# YOUR INSTRUCTIONS:
In the entries below, identify every line with the string "shortcut" and copy it.

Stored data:
+--
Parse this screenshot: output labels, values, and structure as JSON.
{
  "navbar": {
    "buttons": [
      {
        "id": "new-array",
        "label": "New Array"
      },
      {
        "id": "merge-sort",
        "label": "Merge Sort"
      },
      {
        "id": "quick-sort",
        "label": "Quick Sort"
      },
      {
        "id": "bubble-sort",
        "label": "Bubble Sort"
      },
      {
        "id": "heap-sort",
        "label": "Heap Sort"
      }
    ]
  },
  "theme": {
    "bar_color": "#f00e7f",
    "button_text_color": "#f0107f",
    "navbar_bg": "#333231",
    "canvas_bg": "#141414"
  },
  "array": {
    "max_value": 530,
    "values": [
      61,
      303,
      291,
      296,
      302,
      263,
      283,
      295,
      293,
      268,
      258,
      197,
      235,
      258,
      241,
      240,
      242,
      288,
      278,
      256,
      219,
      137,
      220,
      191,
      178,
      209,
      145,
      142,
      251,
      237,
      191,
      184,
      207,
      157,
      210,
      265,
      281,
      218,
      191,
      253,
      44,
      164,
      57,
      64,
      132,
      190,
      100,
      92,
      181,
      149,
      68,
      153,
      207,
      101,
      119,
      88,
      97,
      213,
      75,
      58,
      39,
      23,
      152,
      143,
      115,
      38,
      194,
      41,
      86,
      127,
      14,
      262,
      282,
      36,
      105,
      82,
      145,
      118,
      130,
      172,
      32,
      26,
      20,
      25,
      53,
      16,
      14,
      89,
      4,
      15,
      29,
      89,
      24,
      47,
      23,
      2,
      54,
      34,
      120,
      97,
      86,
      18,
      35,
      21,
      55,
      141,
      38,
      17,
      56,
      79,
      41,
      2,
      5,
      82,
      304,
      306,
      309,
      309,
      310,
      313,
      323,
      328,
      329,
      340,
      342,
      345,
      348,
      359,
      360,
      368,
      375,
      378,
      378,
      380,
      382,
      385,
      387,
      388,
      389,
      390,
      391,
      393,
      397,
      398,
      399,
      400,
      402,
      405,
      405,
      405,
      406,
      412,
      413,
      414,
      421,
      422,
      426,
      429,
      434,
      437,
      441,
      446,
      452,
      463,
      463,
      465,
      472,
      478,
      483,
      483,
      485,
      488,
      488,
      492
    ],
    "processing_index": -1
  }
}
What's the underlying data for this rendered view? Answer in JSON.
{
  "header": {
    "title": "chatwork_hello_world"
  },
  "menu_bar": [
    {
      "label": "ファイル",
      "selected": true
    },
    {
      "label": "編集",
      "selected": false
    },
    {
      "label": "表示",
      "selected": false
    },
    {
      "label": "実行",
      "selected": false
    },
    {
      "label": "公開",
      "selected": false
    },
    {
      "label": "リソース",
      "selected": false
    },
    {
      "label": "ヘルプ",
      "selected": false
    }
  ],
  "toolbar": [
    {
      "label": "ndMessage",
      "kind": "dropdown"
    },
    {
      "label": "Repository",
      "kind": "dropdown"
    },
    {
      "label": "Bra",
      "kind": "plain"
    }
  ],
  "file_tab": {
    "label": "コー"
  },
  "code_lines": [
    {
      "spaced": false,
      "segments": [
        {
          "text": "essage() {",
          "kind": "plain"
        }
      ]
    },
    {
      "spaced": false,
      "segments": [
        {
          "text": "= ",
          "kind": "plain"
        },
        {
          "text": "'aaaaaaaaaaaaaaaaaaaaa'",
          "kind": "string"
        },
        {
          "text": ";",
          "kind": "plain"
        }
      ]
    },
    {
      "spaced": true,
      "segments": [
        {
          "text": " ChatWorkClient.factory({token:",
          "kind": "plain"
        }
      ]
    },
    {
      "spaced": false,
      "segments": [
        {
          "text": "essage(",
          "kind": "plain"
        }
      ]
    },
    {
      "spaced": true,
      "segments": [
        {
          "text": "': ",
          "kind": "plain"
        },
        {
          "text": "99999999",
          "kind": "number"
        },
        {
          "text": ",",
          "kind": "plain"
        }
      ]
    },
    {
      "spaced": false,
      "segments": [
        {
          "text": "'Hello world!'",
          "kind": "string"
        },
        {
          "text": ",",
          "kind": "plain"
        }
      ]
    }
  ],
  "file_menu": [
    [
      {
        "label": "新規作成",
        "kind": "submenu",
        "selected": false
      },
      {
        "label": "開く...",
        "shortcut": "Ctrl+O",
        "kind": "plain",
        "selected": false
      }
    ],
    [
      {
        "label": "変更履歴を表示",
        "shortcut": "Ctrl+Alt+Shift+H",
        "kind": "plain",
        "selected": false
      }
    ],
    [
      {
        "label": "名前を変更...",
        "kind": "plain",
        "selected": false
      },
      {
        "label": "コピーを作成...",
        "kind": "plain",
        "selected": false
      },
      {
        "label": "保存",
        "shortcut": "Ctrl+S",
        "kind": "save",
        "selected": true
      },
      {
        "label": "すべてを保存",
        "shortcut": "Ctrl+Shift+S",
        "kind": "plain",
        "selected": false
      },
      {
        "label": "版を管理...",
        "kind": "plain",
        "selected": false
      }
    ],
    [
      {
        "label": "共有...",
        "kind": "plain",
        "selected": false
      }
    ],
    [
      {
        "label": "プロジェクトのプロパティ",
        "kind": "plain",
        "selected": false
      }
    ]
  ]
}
+--
# ANSWER FOR THE TASK:
        "shortcut": "Ctrl+O",
        "shortcut": "Ctrl+Alt+Shift+H",
        "shortcut": "Ctrl+S",
        "shortcut": "Ctrl+Shift+S",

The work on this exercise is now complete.